What to do
Write out each line of the listing as it stands, without the images.
------------------------------------------------------------
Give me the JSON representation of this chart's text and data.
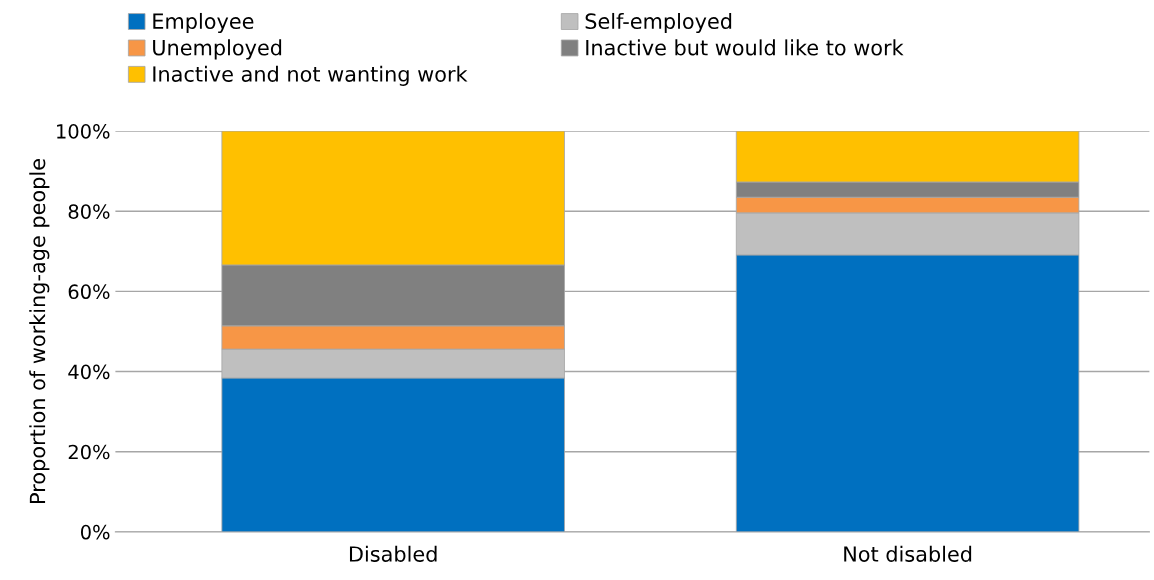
{
  "chart_data": {
    "type": "bar",
    "stacked": true,
    "ylabel": "Proportion of working-age people",
    "categories": [
      "Disabled",
      "Not disabled"
    ],
    "series": [
      {
        "name": "Employee",
        "color": "#0070c0",
        "values": [
          38.4,
          69.1
        ]
      },
      {
        "name": "Self-employed",
        "color": "#bfbfbf",
        "values": [
          7.2,
          10.5
        ]
      },
      {
        "name": "Unemployed",
        "color": "#f79646",
        "values": [
          5.8,
          3.9
        ]
      },
      {
        "name": "Inactive but would like to work",
        "color": "#808080",
        "values": [
          15.2,
          3.8
        ]
      },
      {
        "name": "Inactive and not wanting work",
        "color": "#ffc000",
        "values": [
          33.4,
          12.7
        ]
      }
    ],
    "ylim": [
      0,
      100
    ],
    "yticks": [
      {
        "value": 0,
        "label": "0%"
      },
      {
        "value": 20,
        "label": "20%"
      },
      {
        "value": 40,
        "label": "40%"
      },
      {
        "value": 60,
        "label": "60%"
      },
      {
        "value": 80,
        "label": "80%"
      },
      {
        "value": 100,
        "label": "100%"
      }
    ],
    "grid": "y",
    "legend": "top"
  }
}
------------------------------------------------------------
In response
Give me the JSON representation of this chart's text and data.
{
  "chart_data": {
    "type": "bar",
    "stacked": true,
    "ylabel": "Proportion of working-age people",
    "categories": [
      "Disabled",
      "Not disabled"
    ],
    "series": [
      {
        "name": "Employee",
        "color": "#0070c0",
        "values": [
          38.4,
          69.1
        ]
      },
      {
        "name": "Self-employed",
        "color": "#bfbfbf",
        "values": [
          7.2,
          10.5
        ]
      },
      {
        "name": "Unemployed",
        "color": "#f79646",
        "values": [
          5.8,
          3.9
        ]
      },
      {
        "name": "Inactive but would like to work",
        "color": "#808080",
        "values": [
          15.2,
          3.8
        ]
      },
      {
        "name": "Inactive and not wanting work",
        "color": "#ffc000",
        "values": [
          33.4,
          12.7
        ]
      }
    ],
    "ylim": [
      0,
      100
    ],
    "yticks": [
      {
        "value": 0,
        "label": "0%"
      },
      {
        "value": 20,
        "label": "20%"
      },
      {
        "value": 40,
        "label": "40%"
      },
      {
        "value": 60,
        "label": "60%"
      },
      {
        "value": 80,
        "label": "80%"
      },
      {
        "value": 100,
        "label": "100%"
      }
    ],
    "grid": "y",
    "legend": "top"
  }
}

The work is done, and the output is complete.